Write out the listing below from the line containing "Transcribe this image's" to its last line, unaltered, ends included.

[Extracted data entries]
○ ○ ○
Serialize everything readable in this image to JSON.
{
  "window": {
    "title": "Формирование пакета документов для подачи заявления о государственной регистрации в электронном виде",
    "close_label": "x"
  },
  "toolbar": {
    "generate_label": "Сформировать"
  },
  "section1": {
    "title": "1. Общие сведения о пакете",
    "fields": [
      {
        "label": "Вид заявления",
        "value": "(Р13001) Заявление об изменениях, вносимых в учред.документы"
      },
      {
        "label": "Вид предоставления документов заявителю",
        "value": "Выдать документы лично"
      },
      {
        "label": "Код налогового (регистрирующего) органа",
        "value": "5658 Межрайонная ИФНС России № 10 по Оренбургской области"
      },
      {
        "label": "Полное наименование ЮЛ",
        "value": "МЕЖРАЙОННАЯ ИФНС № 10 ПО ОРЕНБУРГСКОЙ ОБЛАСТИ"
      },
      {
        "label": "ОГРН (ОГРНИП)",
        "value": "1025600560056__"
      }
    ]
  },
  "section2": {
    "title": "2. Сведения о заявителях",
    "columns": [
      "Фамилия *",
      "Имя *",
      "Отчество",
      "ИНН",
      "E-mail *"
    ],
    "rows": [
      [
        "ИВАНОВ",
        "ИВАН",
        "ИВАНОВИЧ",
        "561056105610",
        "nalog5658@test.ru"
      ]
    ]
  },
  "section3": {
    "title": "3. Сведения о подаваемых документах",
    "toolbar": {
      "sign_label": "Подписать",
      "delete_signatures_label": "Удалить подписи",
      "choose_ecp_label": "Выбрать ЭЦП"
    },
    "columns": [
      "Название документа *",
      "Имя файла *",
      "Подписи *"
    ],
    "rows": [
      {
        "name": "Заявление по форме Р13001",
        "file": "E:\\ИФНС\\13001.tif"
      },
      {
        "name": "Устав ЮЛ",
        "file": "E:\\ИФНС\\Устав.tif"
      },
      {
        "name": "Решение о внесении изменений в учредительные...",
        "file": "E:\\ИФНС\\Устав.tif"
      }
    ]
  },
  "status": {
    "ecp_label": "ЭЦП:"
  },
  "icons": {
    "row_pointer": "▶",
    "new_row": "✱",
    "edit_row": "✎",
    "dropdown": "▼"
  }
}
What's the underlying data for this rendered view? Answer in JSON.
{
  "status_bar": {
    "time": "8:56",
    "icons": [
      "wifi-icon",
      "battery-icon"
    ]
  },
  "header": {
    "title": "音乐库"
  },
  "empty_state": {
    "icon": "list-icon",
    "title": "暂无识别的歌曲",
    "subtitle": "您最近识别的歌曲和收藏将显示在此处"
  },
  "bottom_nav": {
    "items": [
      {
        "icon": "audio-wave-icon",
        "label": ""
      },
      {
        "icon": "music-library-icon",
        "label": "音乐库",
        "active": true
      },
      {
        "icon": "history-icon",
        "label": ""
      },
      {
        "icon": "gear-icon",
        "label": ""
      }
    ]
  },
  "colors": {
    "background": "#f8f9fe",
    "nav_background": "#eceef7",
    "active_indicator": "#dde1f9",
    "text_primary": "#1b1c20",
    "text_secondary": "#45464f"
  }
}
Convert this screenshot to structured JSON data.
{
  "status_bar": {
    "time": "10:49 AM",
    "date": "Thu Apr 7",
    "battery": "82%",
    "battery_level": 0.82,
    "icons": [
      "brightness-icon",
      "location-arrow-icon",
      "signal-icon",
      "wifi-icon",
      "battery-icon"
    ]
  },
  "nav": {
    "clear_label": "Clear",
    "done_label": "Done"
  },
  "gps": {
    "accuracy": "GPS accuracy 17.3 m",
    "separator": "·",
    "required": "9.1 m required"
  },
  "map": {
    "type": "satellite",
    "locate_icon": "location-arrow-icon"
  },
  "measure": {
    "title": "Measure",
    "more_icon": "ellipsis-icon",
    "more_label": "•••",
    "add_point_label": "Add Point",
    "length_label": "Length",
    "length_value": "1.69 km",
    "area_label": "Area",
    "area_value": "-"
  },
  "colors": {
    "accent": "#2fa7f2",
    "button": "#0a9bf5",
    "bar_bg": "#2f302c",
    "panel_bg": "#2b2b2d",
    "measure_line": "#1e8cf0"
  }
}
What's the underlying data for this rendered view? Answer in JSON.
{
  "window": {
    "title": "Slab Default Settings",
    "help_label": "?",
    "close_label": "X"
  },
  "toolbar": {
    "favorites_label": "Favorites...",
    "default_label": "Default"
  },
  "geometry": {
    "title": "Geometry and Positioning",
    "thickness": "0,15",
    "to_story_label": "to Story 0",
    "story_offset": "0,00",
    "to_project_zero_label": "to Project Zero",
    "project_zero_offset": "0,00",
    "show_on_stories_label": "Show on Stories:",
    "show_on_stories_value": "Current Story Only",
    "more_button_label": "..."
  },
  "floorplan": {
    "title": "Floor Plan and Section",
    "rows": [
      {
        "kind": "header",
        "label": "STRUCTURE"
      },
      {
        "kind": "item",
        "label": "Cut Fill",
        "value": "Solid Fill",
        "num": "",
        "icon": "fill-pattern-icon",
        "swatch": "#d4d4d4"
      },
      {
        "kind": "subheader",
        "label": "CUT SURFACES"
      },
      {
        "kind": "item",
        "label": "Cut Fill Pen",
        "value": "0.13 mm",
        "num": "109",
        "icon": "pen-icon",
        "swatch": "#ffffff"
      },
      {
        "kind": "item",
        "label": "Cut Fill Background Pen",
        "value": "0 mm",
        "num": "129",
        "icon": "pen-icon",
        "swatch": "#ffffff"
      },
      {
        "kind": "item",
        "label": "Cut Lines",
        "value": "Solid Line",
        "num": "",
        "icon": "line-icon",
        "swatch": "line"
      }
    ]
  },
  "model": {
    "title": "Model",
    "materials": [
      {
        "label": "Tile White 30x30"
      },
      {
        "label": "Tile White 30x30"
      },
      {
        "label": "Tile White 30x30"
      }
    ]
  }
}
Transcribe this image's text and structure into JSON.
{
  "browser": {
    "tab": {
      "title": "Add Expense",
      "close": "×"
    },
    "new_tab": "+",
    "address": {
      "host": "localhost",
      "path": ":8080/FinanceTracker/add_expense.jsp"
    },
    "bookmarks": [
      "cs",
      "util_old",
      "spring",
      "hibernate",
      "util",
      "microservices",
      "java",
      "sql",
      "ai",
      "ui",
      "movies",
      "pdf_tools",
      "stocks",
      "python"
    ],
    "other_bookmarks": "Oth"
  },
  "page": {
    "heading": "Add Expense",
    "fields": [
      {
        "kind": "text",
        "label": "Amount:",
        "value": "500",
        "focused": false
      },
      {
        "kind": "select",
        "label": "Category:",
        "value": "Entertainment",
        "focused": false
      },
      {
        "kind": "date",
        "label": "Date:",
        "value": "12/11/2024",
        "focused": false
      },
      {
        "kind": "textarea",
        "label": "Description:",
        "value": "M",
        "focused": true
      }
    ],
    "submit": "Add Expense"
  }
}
○ ○ ○
Expected output:
Transcribe this image's text and structure into JSON.
{
  "browser": {
    "tab": {
      "title": "Add Expense",
      "close": "×"
    },
    "new_tab": "+",
    "address": {
      "host": "localhost",
      "path": ":8080/FinanceTracker/add_expense.jsp"
    },
    "bookmarks": [
      "cs",
      "util_old",
      "spring",
      "hibernate",
      "util",
      "microservices",
      "java",
      "sql",
      "ai",
      "ui",
      "movies",
      "pdf_tools",
      "stocks",
      "python"
    ],
    "other_bookmarks": "Oth"
  },
  "page": {
    "heading": "Add Expense",
    "fields": [
      {
        "kind": "text",
        "label": "Amount:",
        "value": "500",
        "focused": false
      },
      {
        "kind": "select",
        "label": "Category:",
        "value": "Entertainment",
        "focused": false
      },
      {
        "kind": "date",
        "label": "Date:",
        "value": "12/11/2024",
        "focused": false
      },
      {
        "kind": "textarea",
        "label": "Description:",
        "value": "M",
        "focused": true
      }
    ],
    "submit": "Add Expense"
  }
}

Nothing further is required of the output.